--- What you will do ---
Repeat every entry word for word, but leave the images out of your copy.

start

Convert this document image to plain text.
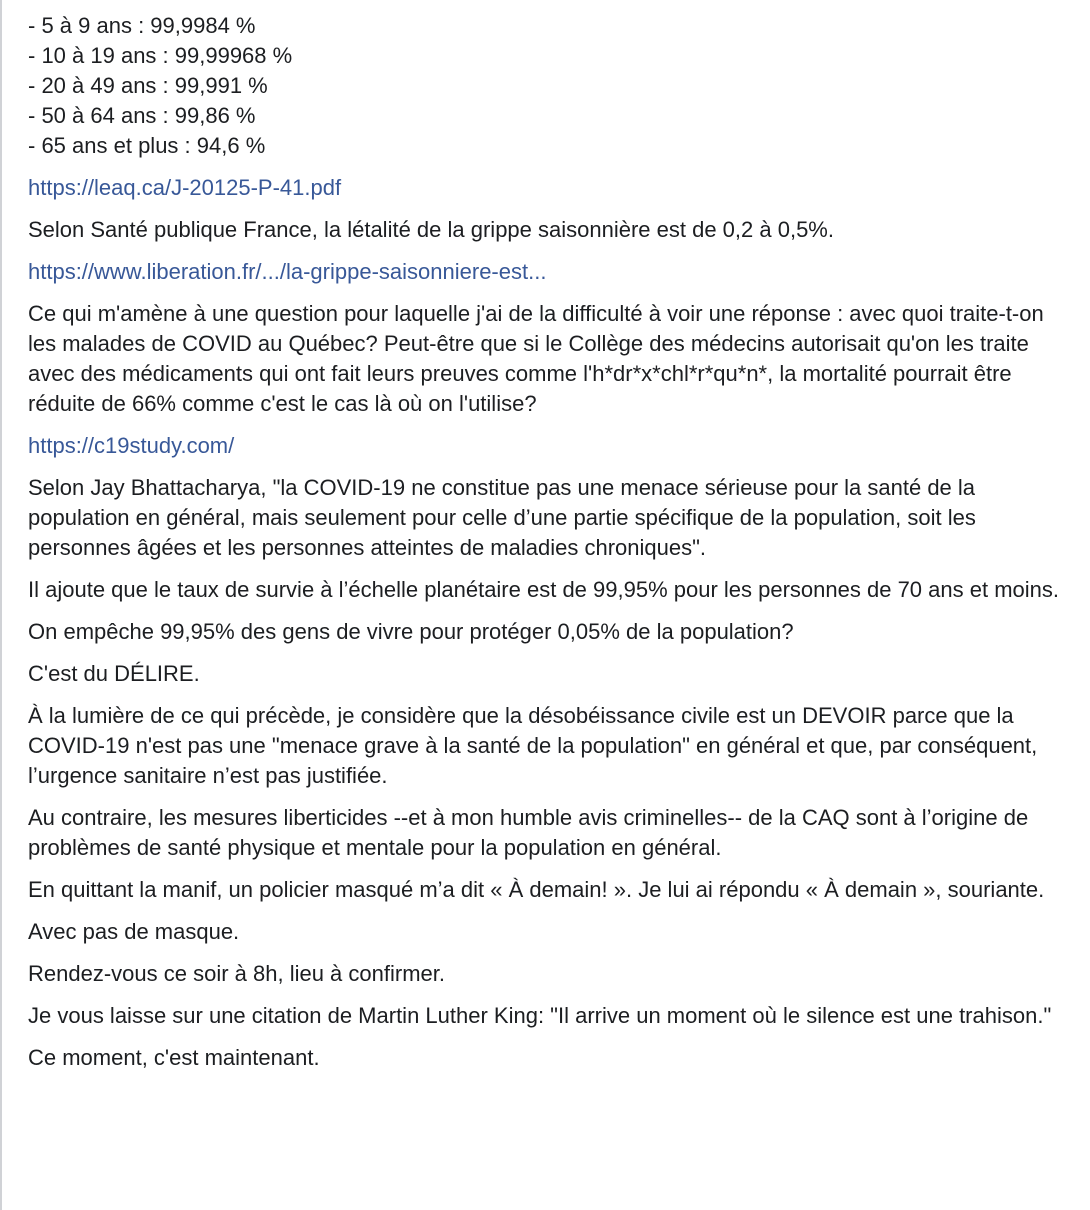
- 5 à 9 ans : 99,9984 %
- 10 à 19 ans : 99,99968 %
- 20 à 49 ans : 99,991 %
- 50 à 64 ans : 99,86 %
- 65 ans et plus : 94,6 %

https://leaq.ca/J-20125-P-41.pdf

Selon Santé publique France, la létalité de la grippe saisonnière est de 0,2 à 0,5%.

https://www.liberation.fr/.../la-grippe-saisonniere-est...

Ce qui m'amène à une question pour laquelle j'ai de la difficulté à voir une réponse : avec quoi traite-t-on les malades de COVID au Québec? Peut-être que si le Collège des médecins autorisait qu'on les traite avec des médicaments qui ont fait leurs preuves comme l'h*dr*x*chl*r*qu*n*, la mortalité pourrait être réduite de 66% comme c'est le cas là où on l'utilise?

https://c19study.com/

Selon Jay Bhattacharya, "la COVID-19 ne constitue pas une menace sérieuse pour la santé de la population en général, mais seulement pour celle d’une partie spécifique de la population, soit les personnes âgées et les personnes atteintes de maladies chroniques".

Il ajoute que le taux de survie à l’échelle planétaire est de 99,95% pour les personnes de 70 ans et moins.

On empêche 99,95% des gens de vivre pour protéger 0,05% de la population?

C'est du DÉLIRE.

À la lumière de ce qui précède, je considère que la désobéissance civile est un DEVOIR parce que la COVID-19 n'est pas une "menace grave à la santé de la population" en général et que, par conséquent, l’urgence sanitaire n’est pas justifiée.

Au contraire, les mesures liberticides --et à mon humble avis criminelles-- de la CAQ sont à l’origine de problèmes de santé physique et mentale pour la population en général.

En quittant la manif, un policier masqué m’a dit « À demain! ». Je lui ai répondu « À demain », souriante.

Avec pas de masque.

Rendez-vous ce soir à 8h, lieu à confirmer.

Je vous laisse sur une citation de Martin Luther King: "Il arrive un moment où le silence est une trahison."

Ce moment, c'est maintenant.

end

--- Written solution ---
Convert this document image to plain text.
- 5 à 9 ans : 99,9984 %
- 10 à 19 ans : 99,99968 %
- 20 à 49 ans : 99,991 %
- 50 à 64 ans : 99,86 %
- 65 ans et plus : 94,6 %

https://leaq.ca/J-20125-P-41.pdf

Selon Santé publique France, la létalité de la grippe saisonnière est de 0,2 à 0,5%.

https://www.liberation.fr/.../la-grippe-saisonniere-est...

Ce qui m'amène à une question pour laquelle j'ai de la difficulté à voir une réponse : avec quoi traite-t-on les malades de COVID au Québec? Peut-être que si le Collège des médecins autorisait qu'on les traite avec des médicaments qui ont fait leurs preuves comme l'h*dr*x*chl*r*qu*n*, la mortalité pourrait être réduite de 66% comme c'est le cas là où on l'utilise?

https://c19study.com/

Selon Jay Bhattacharya, "la COVID-19 ne constitue pas une menace sérieuse pour la santé de la population en général, mais seulement pour celle d’une partie spécifique de la population, soit les personnes âgées et les personnes atteintes de maladies chroniques".

Il ajoute que le taux de survie à l’échelle planétaire est de 99,95% pour les personnes de 70 ans et moins.

On empêche 99,95% des gens de vivre pour protéger 0,05% de la population?

C'est du DÉLIRE.

À la lumière de ce qui précède, je considère que la désobéissance civile est un DEVOIR parce que la COVID-19 n'est pas une "menace grave à la santé de la population" en général et que, par conséquent, l’urgence sanitaire n’est pas justifiée.

Au contraire, les mesures liberticides --et à mon humble avis criminelles-- de la CAQ sont à l’origine de problèmes de santé physique et mentale pour la population en général.

En quittant la manif, un policier masqué m’a dit « À demain! ». Je lui ai répondu « À demain », souriante.

Avec pas de masque.

Rendez-vous ce soir à 8h, lieu à confirmer.

Je vous laisse sur une citation de Martin Luther King: "Il arrive un moment où le silence est une trahison."

Ce moment, c'est maintenant.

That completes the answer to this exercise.